- TASKS TO COMPLETE
A – Please reproduce everything in the power contact description from "FIG. 10 illustrates" down to "retention member 1003.", without changing a word.
B – Transcribe the rows word for word, from the first line of the rows down to the line containing "field-value: 1,09060 <box>620", including both of those lines.

- PROVIDED TEXT
-*-

FIG. 10 illustrates a power contact 1000 in accordance with an embodiment of the present invention. The power contact 1000 includes two body sections 1001, 1002. The body sections 1001, 1002 include contact retention members 1003, 1004. The contact retention member 1003 includes only one bulge 1006 that protrudes from the body section 1002 in a direction away from both of the body sections 1001, 1002. The contact retention member 1004 includes a bulge that mirrors the contact retention member 1003.

FIG. 11 illustrates a power contact 1100 in accordance with an embodiment of the present invention. The power contact 1100 includes two body sections 1101, 1102. The body sections 1101, 1102 include contact retention members 1103, 1104. The contact retention member 1103 includes a series of bulges 1105, 1106. A first bulge 1105 protrudes from the body section 1102 inward toward the body section 1101. A second bulge 1106 protrudes from the body section 1102 outward in a direction opposite of the direction in which the first bulge 1105 protrudes. The contact retention member 1104 includes a series of bulges that mirrors the contact retention member 1103.

FIG. 12 illustrates a power contact 1200 in accordance with an embodiment of the present invention. The power contact 1200 includes two body sections 1201, 1202. The body section 1202 includes a contact retention member 1203. The contact retention member 1203 is located along a tail end 1204 of the body section 1202 proximate an upper edge 1206 of the body section 1202. The contact retention member 1203 includes a series of bulges 1208-1210. A first bulge 1208 and a third bulge 1210 protrude from the body section 1202 inward toward the body section 1201. A second bulge 1209 protrudes from the body section 1202 outward in a direction opposite of the direction in which the first and third bulges 1208, 1210 protrude.

-*-

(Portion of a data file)
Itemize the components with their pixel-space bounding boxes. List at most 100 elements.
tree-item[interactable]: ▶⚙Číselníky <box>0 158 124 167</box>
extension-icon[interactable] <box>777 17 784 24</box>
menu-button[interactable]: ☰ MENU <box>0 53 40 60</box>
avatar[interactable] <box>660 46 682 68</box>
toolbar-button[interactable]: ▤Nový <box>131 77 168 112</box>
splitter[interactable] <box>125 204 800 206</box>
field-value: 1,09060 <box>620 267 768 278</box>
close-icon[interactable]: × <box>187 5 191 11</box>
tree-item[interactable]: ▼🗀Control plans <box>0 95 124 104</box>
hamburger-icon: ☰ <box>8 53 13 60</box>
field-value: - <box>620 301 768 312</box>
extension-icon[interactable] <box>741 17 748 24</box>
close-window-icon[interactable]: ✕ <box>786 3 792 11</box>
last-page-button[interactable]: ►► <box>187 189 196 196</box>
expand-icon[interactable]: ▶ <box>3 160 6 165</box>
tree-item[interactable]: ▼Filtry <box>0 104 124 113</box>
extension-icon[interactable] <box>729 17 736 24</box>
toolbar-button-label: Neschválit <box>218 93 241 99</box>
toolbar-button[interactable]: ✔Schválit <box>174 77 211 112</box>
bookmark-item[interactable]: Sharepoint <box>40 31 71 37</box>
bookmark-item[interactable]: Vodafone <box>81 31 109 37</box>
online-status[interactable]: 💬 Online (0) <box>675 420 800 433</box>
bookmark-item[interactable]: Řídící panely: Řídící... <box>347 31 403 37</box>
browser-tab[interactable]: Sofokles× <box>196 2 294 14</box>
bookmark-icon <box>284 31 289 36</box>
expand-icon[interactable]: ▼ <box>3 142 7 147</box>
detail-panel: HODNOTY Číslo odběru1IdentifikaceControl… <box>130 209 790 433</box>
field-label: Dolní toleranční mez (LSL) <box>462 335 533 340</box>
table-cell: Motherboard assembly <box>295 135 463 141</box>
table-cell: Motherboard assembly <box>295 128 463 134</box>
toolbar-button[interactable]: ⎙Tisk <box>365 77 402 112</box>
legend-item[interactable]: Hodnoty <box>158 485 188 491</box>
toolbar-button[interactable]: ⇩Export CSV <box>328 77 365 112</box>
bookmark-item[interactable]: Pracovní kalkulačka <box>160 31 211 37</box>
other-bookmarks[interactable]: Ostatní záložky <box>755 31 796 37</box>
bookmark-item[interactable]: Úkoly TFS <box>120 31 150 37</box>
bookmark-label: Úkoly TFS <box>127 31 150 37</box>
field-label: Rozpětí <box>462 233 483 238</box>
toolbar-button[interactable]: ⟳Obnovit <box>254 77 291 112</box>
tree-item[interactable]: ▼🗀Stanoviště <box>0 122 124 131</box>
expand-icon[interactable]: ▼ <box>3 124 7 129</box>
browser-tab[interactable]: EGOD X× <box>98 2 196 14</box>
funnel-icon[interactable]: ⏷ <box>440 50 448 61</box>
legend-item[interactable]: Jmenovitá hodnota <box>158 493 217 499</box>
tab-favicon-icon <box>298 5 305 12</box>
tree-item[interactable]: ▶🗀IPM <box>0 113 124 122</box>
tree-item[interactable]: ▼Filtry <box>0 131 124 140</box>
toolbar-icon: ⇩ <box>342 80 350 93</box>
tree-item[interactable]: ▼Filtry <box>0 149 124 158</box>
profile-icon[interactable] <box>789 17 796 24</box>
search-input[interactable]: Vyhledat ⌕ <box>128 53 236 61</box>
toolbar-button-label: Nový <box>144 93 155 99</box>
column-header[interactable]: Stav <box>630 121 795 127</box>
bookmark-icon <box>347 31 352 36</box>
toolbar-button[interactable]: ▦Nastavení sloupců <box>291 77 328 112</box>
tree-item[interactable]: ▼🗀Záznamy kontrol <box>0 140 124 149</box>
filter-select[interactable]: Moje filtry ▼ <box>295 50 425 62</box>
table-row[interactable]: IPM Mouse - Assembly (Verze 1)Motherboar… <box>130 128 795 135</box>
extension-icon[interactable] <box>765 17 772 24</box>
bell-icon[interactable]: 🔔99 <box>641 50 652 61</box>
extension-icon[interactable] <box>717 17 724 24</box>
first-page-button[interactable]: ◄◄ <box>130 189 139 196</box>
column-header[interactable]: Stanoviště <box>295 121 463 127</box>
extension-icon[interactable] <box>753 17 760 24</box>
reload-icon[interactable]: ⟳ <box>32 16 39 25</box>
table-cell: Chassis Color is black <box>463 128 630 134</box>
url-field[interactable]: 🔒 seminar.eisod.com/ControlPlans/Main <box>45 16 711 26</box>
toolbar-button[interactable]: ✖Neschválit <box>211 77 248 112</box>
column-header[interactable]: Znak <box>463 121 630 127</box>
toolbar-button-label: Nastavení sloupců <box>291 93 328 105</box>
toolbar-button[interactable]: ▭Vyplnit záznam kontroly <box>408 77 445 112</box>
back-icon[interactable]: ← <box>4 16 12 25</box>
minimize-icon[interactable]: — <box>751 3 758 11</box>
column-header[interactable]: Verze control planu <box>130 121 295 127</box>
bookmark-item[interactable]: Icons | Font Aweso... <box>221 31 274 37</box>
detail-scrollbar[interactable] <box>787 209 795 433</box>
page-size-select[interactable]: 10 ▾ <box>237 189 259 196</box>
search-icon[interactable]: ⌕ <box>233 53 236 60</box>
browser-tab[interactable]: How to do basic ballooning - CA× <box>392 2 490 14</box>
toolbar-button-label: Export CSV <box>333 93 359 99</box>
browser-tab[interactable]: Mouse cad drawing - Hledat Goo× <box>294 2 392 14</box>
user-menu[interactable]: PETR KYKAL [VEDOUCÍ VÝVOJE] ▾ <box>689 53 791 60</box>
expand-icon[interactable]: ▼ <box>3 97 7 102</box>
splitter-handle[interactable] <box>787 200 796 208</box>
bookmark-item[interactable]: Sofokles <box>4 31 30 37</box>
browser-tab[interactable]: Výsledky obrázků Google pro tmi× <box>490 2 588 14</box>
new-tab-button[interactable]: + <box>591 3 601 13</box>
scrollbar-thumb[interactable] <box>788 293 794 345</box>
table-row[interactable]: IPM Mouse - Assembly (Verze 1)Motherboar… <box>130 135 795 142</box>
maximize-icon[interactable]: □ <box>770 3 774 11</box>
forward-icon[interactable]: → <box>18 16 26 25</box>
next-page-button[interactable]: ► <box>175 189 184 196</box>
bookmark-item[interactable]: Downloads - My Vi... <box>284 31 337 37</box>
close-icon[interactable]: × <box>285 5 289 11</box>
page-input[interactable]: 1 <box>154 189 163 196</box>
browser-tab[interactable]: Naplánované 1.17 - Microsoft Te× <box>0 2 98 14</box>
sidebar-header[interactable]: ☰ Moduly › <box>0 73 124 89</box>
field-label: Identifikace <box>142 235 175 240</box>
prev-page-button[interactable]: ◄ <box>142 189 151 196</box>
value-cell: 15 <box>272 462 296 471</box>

-*-

- RESULTS OF THE EXERCISE
A –
FIG. 10 illustrates a power contact 1000 in accordance with an embodiment of the present invention. The power contact 1000 includes two body sections 1001, 1002. The body sections 1001, 1002 include contact retention members 1003, 1004. The contact retention member 1003 includes only one bulge 1006 that protrudes from the body section 1002 in a direction away from both of the body sections 1001, 1002. The contact retention member 1004 includes a bulge that mirrors the contact retention member 1003.

B –
Itemize the components with their pixel-space bounding boxes. List at most 100 elements.
tree-item[interactable]: ▶⚙Číselníky <box>0 158 124 167</box>
extension-icon[interactable] <box>777 17 784 24</box>
menu-button[interactable]: ☰ MENU <box>0 53 40 60</box>
avatar[interactable] <box>660 46 682 68</box>
toolbar-button[interactable]: ▤Nový <box>131 77 168 112</box>
splitter[interactable] <box>125 204 800 206</box>
field-value: 1,09060 <box>620 267 768 278</box>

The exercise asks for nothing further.